- _What needs to be done_: Select each line where the word "updated" appears.

- _Exercise input_:
....
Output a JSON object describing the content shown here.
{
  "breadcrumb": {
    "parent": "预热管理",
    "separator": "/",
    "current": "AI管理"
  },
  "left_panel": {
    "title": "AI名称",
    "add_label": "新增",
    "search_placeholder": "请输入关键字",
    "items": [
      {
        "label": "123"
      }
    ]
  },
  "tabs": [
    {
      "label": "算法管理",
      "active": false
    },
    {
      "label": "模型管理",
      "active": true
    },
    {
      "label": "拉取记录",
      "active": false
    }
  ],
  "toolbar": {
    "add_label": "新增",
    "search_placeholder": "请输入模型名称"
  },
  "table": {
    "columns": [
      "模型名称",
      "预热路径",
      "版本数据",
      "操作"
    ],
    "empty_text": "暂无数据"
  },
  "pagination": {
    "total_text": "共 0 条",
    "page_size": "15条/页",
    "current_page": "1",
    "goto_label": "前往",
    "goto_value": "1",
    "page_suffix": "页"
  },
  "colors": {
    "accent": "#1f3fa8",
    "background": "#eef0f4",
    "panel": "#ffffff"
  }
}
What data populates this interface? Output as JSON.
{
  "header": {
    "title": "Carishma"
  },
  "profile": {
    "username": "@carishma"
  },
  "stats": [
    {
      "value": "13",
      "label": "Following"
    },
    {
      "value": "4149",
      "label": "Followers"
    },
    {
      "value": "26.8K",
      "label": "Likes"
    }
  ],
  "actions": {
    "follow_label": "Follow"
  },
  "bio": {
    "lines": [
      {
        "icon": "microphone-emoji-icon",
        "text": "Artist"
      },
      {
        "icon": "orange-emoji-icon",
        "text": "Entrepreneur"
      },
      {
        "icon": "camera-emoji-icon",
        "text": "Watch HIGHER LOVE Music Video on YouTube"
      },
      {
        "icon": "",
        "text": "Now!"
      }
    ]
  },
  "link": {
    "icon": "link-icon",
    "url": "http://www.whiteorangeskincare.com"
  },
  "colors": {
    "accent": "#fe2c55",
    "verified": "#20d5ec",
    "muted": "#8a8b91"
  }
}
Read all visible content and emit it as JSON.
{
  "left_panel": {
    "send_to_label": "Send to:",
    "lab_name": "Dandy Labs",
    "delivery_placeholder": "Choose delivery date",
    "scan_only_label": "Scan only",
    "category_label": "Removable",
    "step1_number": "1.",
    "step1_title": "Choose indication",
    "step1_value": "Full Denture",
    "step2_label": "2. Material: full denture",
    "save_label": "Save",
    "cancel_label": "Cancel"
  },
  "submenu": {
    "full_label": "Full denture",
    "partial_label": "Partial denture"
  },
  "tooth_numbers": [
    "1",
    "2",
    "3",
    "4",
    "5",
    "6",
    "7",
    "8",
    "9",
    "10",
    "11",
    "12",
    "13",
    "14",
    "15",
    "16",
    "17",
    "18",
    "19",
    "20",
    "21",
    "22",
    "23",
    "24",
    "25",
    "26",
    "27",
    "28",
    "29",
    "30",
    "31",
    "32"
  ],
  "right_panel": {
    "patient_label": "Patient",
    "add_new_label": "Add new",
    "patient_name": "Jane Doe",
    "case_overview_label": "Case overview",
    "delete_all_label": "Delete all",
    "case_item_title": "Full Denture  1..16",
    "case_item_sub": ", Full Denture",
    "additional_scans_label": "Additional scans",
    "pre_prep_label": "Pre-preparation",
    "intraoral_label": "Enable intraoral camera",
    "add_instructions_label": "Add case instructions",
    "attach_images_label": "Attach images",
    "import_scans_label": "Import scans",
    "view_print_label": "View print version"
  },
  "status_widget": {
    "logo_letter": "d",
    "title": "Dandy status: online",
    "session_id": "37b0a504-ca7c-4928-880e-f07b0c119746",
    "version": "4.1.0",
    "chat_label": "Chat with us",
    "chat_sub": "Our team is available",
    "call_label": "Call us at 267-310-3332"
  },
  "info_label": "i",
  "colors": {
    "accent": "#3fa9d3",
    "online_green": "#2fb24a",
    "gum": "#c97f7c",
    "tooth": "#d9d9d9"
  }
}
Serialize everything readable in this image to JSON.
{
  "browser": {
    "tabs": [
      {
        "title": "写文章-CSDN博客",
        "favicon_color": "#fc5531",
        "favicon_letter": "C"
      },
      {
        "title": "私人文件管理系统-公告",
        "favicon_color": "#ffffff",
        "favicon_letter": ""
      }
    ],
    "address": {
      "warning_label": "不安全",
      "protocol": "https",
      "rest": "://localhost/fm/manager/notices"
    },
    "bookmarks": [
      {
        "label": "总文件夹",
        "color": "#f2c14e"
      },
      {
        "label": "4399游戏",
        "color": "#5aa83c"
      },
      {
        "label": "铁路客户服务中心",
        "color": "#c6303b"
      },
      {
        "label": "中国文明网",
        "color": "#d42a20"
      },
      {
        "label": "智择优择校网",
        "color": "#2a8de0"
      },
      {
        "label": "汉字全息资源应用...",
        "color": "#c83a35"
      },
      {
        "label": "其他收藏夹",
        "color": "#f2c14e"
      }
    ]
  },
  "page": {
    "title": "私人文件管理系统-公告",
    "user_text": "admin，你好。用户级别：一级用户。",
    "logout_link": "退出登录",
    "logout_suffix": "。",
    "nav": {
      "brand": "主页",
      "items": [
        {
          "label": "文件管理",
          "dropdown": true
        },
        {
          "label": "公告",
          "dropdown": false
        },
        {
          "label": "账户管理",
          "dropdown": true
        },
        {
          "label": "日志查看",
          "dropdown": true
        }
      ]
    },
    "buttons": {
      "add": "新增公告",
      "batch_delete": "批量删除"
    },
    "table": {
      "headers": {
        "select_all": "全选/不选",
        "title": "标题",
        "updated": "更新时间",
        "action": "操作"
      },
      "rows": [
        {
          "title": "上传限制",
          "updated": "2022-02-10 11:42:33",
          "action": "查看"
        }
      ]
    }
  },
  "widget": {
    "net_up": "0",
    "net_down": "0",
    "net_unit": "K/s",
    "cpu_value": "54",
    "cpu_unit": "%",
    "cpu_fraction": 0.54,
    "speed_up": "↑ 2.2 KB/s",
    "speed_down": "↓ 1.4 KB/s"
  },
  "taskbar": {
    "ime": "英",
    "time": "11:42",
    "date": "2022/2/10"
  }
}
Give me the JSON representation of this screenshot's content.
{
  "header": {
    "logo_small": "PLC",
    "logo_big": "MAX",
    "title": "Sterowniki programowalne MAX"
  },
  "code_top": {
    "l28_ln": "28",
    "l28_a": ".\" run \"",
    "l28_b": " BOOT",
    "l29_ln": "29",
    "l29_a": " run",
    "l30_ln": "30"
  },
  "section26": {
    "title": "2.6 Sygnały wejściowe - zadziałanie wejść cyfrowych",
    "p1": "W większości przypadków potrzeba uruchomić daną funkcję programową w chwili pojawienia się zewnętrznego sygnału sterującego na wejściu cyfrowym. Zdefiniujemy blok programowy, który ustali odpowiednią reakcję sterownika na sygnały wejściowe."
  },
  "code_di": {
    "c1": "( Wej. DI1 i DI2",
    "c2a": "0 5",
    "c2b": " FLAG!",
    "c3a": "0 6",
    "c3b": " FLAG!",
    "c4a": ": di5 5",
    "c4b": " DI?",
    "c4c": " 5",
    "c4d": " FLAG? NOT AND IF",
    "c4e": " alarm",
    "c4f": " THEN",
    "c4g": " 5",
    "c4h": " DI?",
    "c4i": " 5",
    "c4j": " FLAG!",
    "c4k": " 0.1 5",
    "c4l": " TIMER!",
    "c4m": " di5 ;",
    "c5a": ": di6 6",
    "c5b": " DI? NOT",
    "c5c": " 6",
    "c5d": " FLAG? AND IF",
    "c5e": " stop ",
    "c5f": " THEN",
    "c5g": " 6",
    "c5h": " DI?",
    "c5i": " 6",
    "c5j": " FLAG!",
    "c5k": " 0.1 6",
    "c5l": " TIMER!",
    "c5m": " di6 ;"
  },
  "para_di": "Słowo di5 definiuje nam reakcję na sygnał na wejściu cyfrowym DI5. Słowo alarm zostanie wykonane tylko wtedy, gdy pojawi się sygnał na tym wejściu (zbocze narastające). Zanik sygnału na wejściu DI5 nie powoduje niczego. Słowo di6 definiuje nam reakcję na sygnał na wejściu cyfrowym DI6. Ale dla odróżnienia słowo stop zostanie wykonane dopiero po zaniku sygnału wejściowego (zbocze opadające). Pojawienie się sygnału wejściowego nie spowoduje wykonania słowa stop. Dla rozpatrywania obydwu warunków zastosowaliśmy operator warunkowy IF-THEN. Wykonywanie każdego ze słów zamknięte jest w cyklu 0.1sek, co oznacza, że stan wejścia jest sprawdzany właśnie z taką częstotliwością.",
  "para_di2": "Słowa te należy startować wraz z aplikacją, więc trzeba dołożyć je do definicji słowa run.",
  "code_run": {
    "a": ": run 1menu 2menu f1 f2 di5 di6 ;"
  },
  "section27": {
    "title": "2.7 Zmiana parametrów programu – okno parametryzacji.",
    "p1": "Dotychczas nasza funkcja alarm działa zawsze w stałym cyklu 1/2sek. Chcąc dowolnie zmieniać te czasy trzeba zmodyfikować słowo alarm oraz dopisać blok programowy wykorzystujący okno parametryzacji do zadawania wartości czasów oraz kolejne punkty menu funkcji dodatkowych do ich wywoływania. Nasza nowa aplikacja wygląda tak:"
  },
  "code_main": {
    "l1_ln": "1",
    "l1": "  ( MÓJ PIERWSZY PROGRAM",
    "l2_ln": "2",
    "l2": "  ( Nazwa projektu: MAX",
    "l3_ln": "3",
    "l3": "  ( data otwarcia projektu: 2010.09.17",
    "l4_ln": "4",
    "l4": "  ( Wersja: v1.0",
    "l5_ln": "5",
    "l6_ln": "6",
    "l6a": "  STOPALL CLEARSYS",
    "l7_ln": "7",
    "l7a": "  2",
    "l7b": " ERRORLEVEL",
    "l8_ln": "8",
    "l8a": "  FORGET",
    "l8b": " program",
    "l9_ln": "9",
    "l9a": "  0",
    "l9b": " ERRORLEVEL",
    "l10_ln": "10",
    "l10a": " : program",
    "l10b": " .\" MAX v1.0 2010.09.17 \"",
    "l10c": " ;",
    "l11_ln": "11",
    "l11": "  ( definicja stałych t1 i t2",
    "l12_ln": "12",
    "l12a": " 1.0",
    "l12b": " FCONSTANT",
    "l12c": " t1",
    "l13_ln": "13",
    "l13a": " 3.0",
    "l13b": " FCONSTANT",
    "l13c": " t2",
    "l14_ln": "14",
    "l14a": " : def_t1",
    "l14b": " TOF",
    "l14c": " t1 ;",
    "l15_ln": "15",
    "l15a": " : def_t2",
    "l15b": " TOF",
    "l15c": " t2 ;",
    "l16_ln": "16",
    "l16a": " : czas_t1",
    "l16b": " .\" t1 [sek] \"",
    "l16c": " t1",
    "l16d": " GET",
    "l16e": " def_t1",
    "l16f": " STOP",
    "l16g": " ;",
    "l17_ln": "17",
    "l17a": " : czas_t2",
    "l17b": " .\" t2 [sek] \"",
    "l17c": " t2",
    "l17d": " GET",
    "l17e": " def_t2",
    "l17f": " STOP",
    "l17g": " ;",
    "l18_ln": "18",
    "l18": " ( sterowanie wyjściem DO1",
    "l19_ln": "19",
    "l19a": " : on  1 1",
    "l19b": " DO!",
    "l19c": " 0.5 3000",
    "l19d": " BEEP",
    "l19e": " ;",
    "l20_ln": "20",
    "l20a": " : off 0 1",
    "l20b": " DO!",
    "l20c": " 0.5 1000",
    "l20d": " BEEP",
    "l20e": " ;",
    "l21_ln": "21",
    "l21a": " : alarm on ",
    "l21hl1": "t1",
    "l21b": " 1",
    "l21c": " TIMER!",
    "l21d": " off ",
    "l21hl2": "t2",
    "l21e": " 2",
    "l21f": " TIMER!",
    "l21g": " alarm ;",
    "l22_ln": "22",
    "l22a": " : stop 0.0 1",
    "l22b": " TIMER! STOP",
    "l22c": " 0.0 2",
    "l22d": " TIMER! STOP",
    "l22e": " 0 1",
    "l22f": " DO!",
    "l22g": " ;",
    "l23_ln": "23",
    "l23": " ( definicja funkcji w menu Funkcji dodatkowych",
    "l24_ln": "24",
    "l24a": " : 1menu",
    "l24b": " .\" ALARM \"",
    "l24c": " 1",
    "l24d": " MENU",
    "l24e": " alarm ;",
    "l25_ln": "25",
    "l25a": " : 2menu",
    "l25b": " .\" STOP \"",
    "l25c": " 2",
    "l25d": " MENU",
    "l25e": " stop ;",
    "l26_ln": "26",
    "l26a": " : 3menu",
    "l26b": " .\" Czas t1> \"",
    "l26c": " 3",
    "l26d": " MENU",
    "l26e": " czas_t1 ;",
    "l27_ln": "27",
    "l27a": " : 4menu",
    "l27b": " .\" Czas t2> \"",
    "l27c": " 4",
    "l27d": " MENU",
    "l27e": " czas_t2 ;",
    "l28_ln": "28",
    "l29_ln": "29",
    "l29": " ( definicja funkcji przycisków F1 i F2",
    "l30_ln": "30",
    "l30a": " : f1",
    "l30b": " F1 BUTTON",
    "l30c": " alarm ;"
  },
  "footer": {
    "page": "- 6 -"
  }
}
....
- _Task response_:
        "updated": "更新时间",
          "updated": "2022-02-10 11:42:33",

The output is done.